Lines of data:
▬▬▬▬▬▬

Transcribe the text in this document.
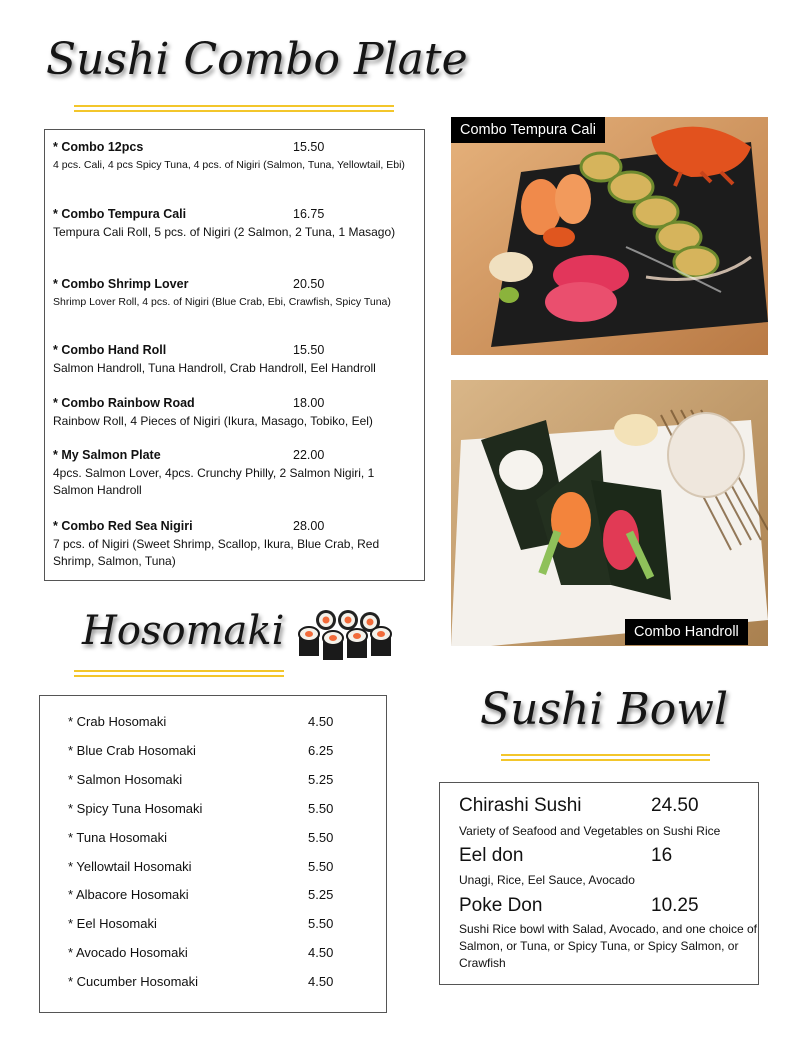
Sushi Combo Plate
* Combo 12pcs	15.50
4 pcs. Cali, 4 pcs Spicy Tuna, 4 pcs. of Nigiri (Salmon, Tuna, Yellowtail, Ebi)
* Combo Tempura Cali	16.75
Tempura Cali Roll, 5 pcs. of Nigiri (2 Salmon, 2 Tuna, 1 Masago)
* Combo Shrimp Lover	20.50
Shrimp Lover Roll, 4 pcs. of Nigiri (Blue Crab, Ebi, Crawfish, Spicy Tuna)
* Combo Hand Roll	15.50
Salmon Handroll, Tuna Handroll, Crab Handroll, Eel Handroll
* Combo Rainbow Road	18.00
Rainbow Roll, 4 Pieces of Nigiri (Ikura, Masago, Tobiko, Eel)
* My Salmon Plate	22.00
4pcs. Salmon Lover, 4pcs. Crunchy Philly, 2 Salmon Nigiri, 1 Salmon Handroll
* Combo Red Sea Nigiri	28.00
7 pcs. of Nigiri (Sweet Shrimp, Scallop, Ikura, Blue Crab, Red Shrimp, Salmon, Tuna)
Combo Tempura Cali
Combo Handroll
Hosomaki
* Crab Hosomaki	4.50
* Blue Crab Hosomaki	6.25
* Salmon Hosomaki	5.25
* Spicy Tuna Hosomaki	5.50
* Tuna Hosomaki	5.50
* Yellowtail Hosomaki	5.50
* Albacore Hosomaki	5.25
* Eel Hosomaki	5.50
* Avocado Hosomaki	4.50
* Cucumber Hosomaki	4.50
Sushi Bowl
Chirashi Sushi	24.50
Variety of Seafood and Vegetables on Sushi Rice
Eel don	16
Unagi, Rice, Eel Sauce, Avocado
Poke Don	10.25
Sushi Rice bowl with Salad, Avocado, and one choice of Salmon, or Tuna, or Spicy Tuna, or Spicy Salmon, or Crawfish
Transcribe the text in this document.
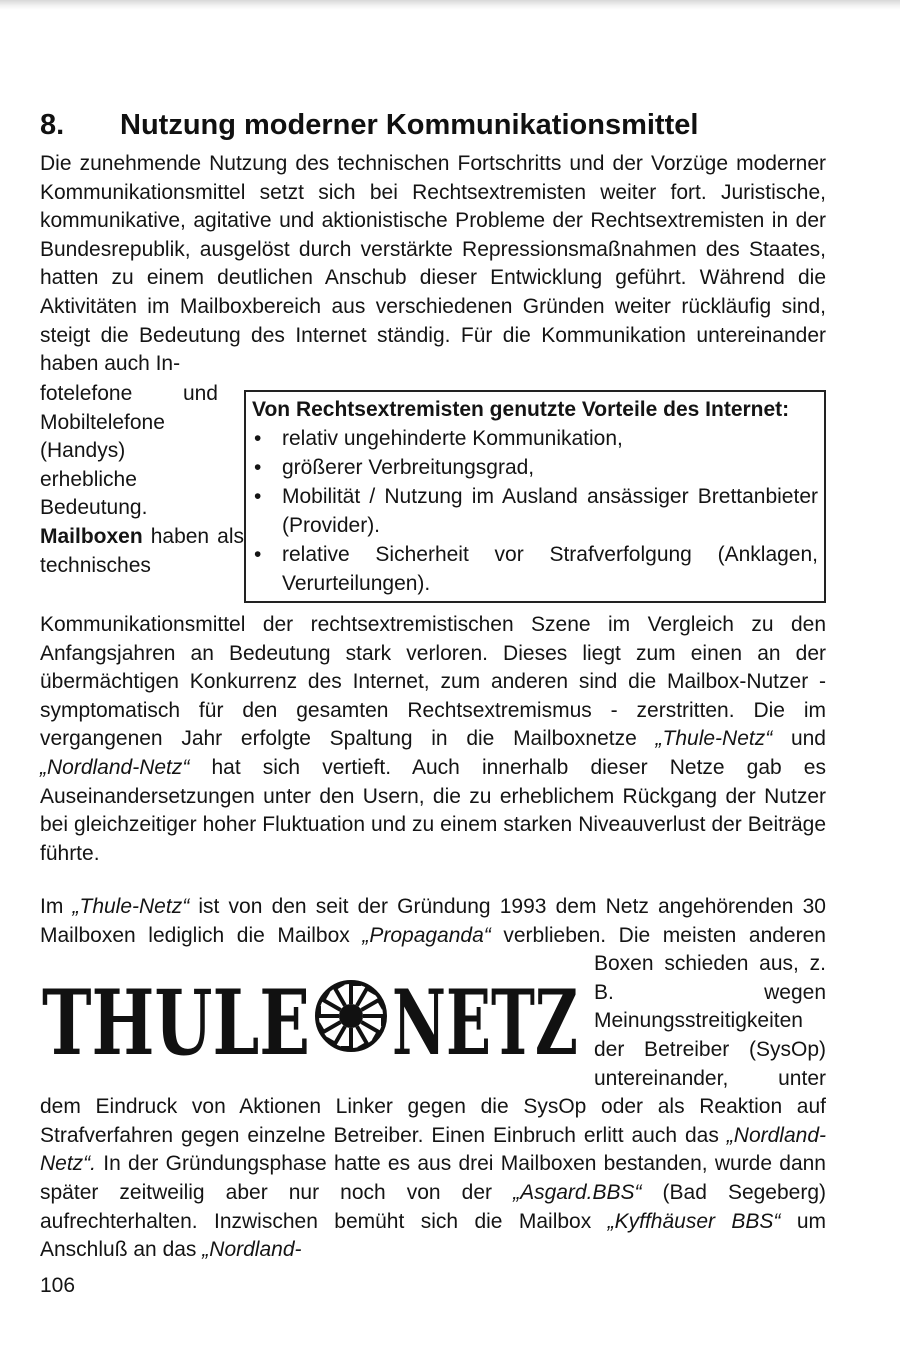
8. Nutzung moderner Kommunikationsmittel

Die zunehmende Nutzung des technischen Fortschritts und der Vorzüge moderner Kommunikationsmittel setzt sich bei Rechtsextremisten weiter fort. Juristische, kommunikative, agitative und aktionistische Probleme der Rechtsextremisten in der Bundesrepublik, ausgelöst durch verstärkte Repressionsmaßnahmen des Staates, hatten zu einem deutlichen Anschub dieser Entwicklung geführt. Während die Aktivitäten im Mailboxbereich aus verschiedenen Gründen weiter rückläufig sind, steigt die Bedeutung des Internet ständig. Für die Kommunikation untereinander haben auch In-

Von Rechtsextremisten genutzte Vorteile des Internet:
• relativ ungehinderte Kommunikation,
• größerer Verbreitungsgrad,
• Mobilität / Nutzung im Ausland ansässiger Brettanbieter (Provider).
• relative Sicherheit vor Strafverfolgung (Anklagen, Verurteilungen).

fotelefone und Mobiltelefone (Handys) erhebliche Bedeutung.

Mailboxen haben als technisches Kommunikationsmittel der rechtsextremistischen Szene im Vergleich zu den Anfangsjahren an Bedeutung stark verloren. Dieses liegt zum einen an der übermächtigen Konkurrenz des Internet, zum anderen sind die Mailbox-Nutzer - symptomatisch für den gesamten Rechtsextremismus - zerstritten. Die im vergangenen Jahr erfolgte Spaltung in die Mailboxnetze „Thule-Netz“ und „Nordland-Netz“ hat sich vertieft. Auch innerhalb dieser Netze gab es Auseinandersetzungen unter den Usern, die zu erheblichem Rückgang der Nutzer bei gleichzeitiger hoher Fluktuation und zu einem starken Niveauverlust der Beiträge führte.

Im „Thule-Netz“ ist von den seit der Gründung 1993 dem Netz angehörenden 30 Mailboxen lediglich die Mailbox „Propaganda“
THULE NETZ
verblieben. Die meisten anderen Boxen schieden aus, z. B. wegen Meinungsstreitigkeiten der Betreiber (SysOp) untereinander, unter dem Eindruck von Aktionen Linker gegen die SysOp oder als Reaktion auf Strafverfahren gegen einzelne Betreiber. Einen Einbruch erlitt auch das „Nordland-Netz“. In der Gründungsphase hatte es aus drei Mailboxen bestanden, wurde dann später zeitweilig aber nur noch von der „Asgard.BBS“ (Bad Segeberg) aufrechterhalten. Inzwischen bemüht sich die Mailbox „Kyffhäuser BBS“ um Anschluß an das „Nordland-
106
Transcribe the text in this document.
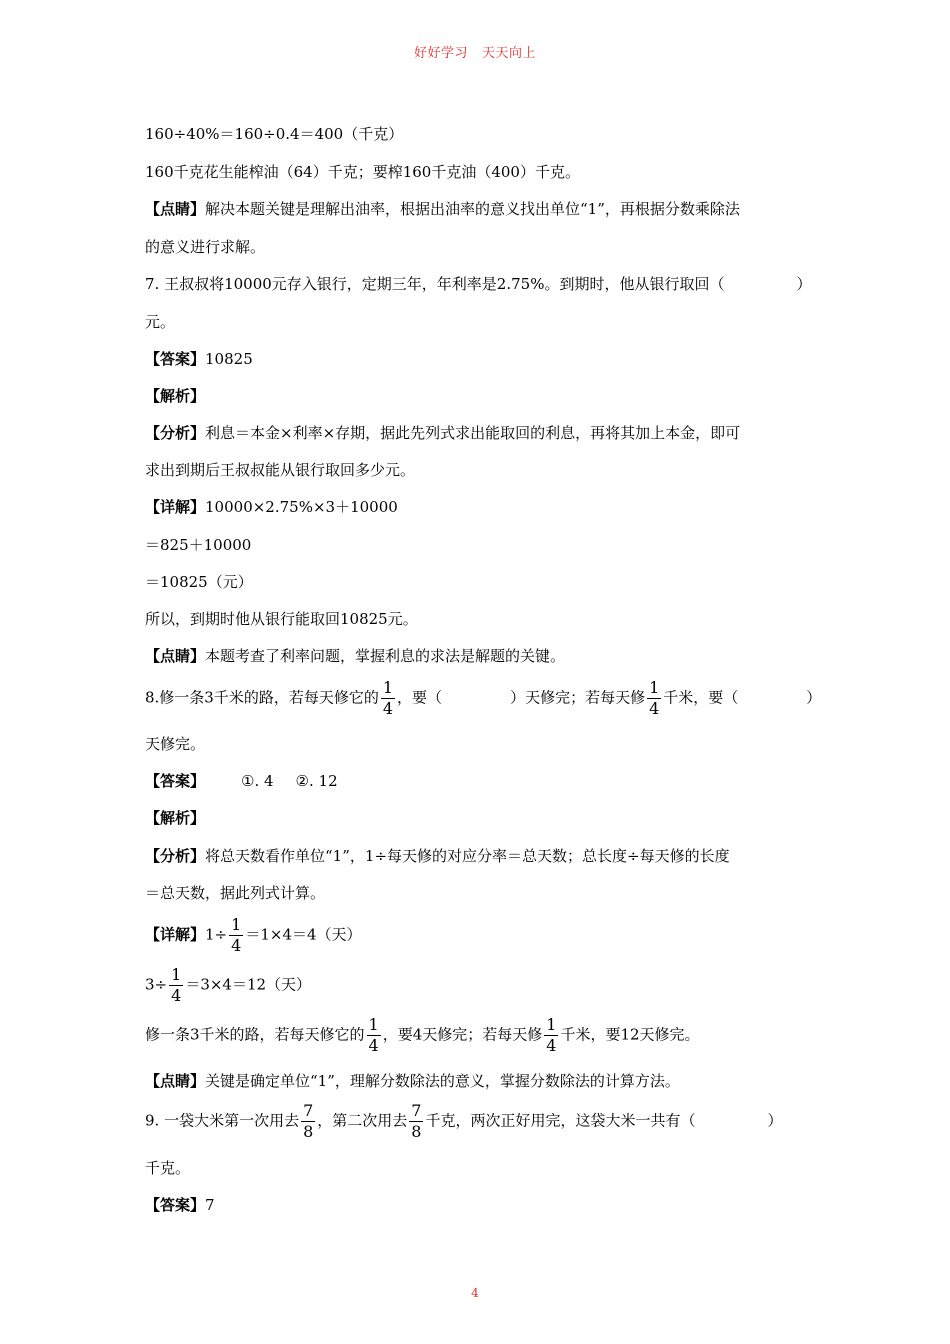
好好学习 天天向上
160÷40%＝160÷0.4＝400（千克）
160千克花生能榨油（64）千克；要榨160千克油（400）千克。
【点睛】解决本题关键是理解出油率，根据出油率的意义找出单位“1”，再根据分数乘除法
的意义进行求解。
7. 王叔叔将10000元存入银行，定期三年，年利率是2.75%。到期时，他从银行取回（	）
元。
【答案】10825
【解析】
【分析】利息＝本金×利率×存期，据此先列式求出能取回的利息，再将其加上本金，即可
求出到期后王叔叔能从银行取回多少元。
【详解】10000×2.75%×3＋10000
＝825＋10000
＝10825（元）
所以，到期时他从银行能取回10825元。
【点睛】本题考查了利率问题，掌握利息的求法是解题的关键。
8.修一条3千米的路，若每天修它的 $\frac{1}{4}$ ，要（	）天修完；若每天修 $\frac{1}{4}$ 千米，要（	）
天修完。
【答案】 ①. 4 ②. 12
【解析】
【分析】将总天数看作单位“1”，1÷每天修的对应分率＝总天数；总长度÷每天修的长度
＝总天数，据此列式计算。
【详解】$1\div \frac{1}{4} =1\times 4=4$（天）
$3\div \frac{1}{4} =3\times 4=12$（天）
修一条3千米的路，若每天修它的 $\frac{1}{4}$ ，要4天修完；若每天修 $\frac{1}{4}$ 千米，要12天修完。
【点睛】关键是确定单位“1”，理解分数除法的意义，掌握分数除法的计算方法。
9. 一袋大米第一次用去 $\frac{7}{8}$ ，第二次用去 $\frac{7}{8}$ 千克，两次正好用完，这袋大米一共有（	）
千克。
【答案】7
4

▬▬▬▬▬▬

* [The task]: Without the pictures, return all the records precisely as they stand.

* [Exercise solution]:
Transcribe the text in this document.
Sushi Combo Plate
* Combo 12pcs	15.50
4 pcs. Cali, 4 pcs Spicy Tuna, 4 pcs. of Nigiri (Salmon, Tuna, Yellowtail, Ebi)
* Combo Tempura Cali	16.75
Tempura Cali Roll, 5 pcs. of Nigiri (2 Salmon, 2 Tuna, 1 Masago)
* Combo Shrimp Lover	20.50
Shrimp Lover Roll, 4 pcs. of Nigiri (Blue Crab, Ebi, Crawfish, Spicy Tuna)
* Combo Hand Roll	15.50
Salmon Handroll, Tuna Handroll, Crab Handroll, Eel Handroll
* Combo Rainbow Road	18.00
Rainbow Roll, 4 Pieces of Nigiri (Ikura, Masago, Tobiko, Eel)
* My Salmon Plate	22.00
4pcs. Salmon Lover, 4pcs. Crunchy Philly, 2 Salmon Nigiri, 1 Salmon Handroll
* Combo Red Sea Nigiri	28.00
7 pcs. of Nigiri (Sweet Shrimp, Scallop, Ikura, Blue Crab, Red Shrimp, Salmon, Tuna)
Combo Tempura Cali
Combo Handroll
Hosomaki
* Crab Hosomaki	4.50
* Blue Crab Hosomaki	6.25
* Salmon Hosomaki	5.25
* Spicy Tuna Hosomaki	5.50
* Tuna Hosomaki	5.50
* Yellowtail Hosomaki	5.50
* Albacore Hosomaki	5.25
* Eel Hosomaki	5.50
* Avocado Hosomaki	4.50
* Cucumber Hosomaki	4.50
Sushi Bowl
Chirashi Sushi	24.50
Variety of Seafood and Vegetables on Sushi Rice
Eel don	16
Unagi, Rice, Eel Sauce, Avocado
Poke Don	10.25
Sushi Rice bowl with Salad, Avocado, and one choice of Salmon, or Tuna, or Spicy Tuna, or Spicy Salmon, or Crawfish
Transcribe the text in this document.
8. Nutzung moderner Kommunikationsmittel

Die zunehmende Nutzung des technischen Fortschritts und der Vorzüge moderner Kommunikationsmittel setzt sich bei Rechtsextremisten weiter fort. Juristische, kommunikative, agitative und aktionistische Probleme der Rechtsextremisten in der Bundesrepublik, ausgelöst durch verstärkte Repressionsmaßnahmen des Staates, hatten zu einem deutlichen Anschub dieser Entwicklung geführt. Während die Aktivitäten im Mailboxbereich aus verschiedenen Gründen weiter rückläufig sind, steigt die Bedeutung des Internet ständig. Für die Kommunikation untereinander haben auch In-

Von Rechtsextremisten genutzte Vorteile des Internet:
• relativ ungehinderte Kommunikation,
• größerer Verbreitungsgrad,
• Mobilität / Nutzung im Ausland ansässiger Brettanbieter (Provider).
• relative Sicherheit vor Strafverfolgung (Anklagen, Verurteilungen).

fotelefone und Mobiltelefone (Handys) erhebliche Bedeutung.

Mailboxen haben als technisches Kommunikationsmittel der rechtsextremistischen Szene im Vergleich zu den Anfangsjahren an Bedeutung stark verloren. Dieses liegt zum einen an der übermächtigen Konkurrenz des Internet, zum anderen sind die Mailbox-Nutzer - symptomatisch für den gesamten Rechtsextremismus - zerstritten. Die im vergangenen Jahr erfolgte Spaltung in die Mailboxnetze „Thule-Netz“ und „Nordland-Netz“ hat sich vertieft. Auch innerhalb dieser Netze gab es Auseinandersetzungen unter den Usern, die zu erheblichem Rückgang der Nutzer bei gleichzeitiger hoher Fluktuation und zu einem starken Niveauverlust der Beiträge führte.

Im „Thule-Netz“ ist von den seit der Gründung 1993 dem Netz angehörenden 30 Mailboxen lediglich die Mailbox „Propaganda“
THULE NETZ
verblieben. Die meisten anderen Boxen schieden aus, z. B. wegen Meinungsstreitigkeiten der Betreiber (SysOp) untereinander, unter dem Eindruck von Aktionen Linker gegen die SysOp oder als Reaktion auf Strafverfahren gegen einzelne Betreiber. Einen Einbruch erlitt auch das „Nordland-Netz“. In der Gründungsphase hatte es aus drei Mailboxen bestanden, wurde dann später zeitweilig aber nur noch von der „Asgard.BBS“ (Bad Segeberg) aufrechterhalten. Inzwischen bemüht sich die Mailbox „Kyffhäuser BBS“ um Anschluß an das „Nordland-
106
Transcribe the text in this document.
好好学习 天天向上
160÷40%＝160÷0.4＝400（千克）
160千克花生能榨油（64）千克；要榨160千克油（400）千克。
【点睛】解决本题关键是理解出油率，根据出油率的意义找出单位“1”，再根据分数乘除法
的意义进行求解。
7. 王叔叔将10000元存入银行，定期三年，年利率是2.75%。到期时，他从银行取回（	）
元。
【答案】10825
【解析】
【分析】利息＝本金×利率×存期，据此先列式求出能取回的利息，再将其加上本金，即可
求出到期后王叔叔能从银行取回多少元。
【详解】10000×2.75%×3＋10000
＝825＋10000
＝10825（元）
所以，到期时他从银行能取回10825元。
【点睛】本题考查了利率问题，掌握利息的求法是解题的关键。
8.修一条3千米的路，若每天修它的 $\frac{1}{4}$ ，要（	）天修完；若每天修 $\frac{1}{4}$ 千米，要（	）
天修完。
【答案】 ①. 4 ②. 12
【解析】
【分析】将总天数看作单位“1”，1÷每天修的对应分率＝总天数；总长度÷每天修的长度
＝总天数，据此列式计算。
【详解】$1\div \frac{1}{4} =1\times 4=4$（天）
$3\div \frac{1}{4} =3\times 4=12$（天）
修一条3千米的路，若每天修它的 $\frac{1}{4}$ ，要4天修完；若每天修 $\frac{1}{4}$ 千米，要12天修完。
【点睛】关键是确定单位“1”，理解分数除法的意义，掌握分数除法的计算方法。
9. 一袋大米第一次用去 $\frac{7}{8}$ ，第二次用去 $\frac{7}{8}$ 千克，两次正好用完，这袋大米一共有（	）
千克。
【答案】7
4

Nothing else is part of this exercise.